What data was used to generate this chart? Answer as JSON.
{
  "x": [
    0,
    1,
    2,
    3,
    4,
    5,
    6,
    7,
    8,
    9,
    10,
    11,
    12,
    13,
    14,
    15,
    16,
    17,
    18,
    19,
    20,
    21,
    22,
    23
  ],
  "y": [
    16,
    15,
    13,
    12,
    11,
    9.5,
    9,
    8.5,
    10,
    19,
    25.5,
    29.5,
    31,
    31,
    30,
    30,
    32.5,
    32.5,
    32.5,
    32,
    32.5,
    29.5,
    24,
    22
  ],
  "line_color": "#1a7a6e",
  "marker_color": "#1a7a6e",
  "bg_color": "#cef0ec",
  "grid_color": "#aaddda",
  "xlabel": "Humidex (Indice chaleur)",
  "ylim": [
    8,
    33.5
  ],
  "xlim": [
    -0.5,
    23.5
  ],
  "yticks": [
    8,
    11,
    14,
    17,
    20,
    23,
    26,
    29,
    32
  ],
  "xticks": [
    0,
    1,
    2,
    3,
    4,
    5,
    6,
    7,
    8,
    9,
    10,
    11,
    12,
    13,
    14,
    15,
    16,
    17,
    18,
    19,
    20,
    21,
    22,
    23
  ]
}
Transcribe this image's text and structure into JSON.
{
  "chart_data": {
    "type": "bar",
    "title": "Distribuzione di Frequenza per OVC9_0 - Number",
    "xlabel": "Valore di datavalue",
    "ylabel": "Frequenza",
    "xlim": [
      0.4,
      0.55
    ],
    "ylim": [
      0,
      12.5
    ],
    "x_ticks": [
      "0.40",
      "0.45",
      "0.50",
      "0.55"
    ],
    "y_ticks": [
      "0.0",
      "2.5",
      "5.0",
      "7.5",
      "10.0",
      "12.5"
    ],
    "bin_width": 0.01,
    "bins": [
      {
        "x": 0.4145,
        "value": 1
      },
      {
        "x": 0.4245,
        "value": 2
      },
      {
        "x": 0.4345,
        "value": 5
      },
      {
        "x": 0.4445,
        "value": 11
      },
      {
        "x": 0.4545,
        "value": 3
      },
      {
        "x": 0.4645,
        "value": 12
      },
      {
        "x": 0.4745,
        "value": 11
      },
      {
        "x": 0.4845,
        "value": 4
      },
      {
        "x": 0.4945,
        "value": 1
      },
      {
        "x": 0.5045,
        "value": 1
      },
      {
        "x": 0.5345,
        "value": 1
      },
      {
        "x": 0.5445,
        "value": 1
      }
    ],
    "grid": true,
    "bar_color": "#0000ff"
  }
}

# WRITTEN PROBLEM
Identify each line containing the string "Frequenza" and copy it out.

# TASK SOLUTION
    "title": "Distribuzione di Frequenza per OVC9_0 - Number",
    "ylabel": "Frequenza",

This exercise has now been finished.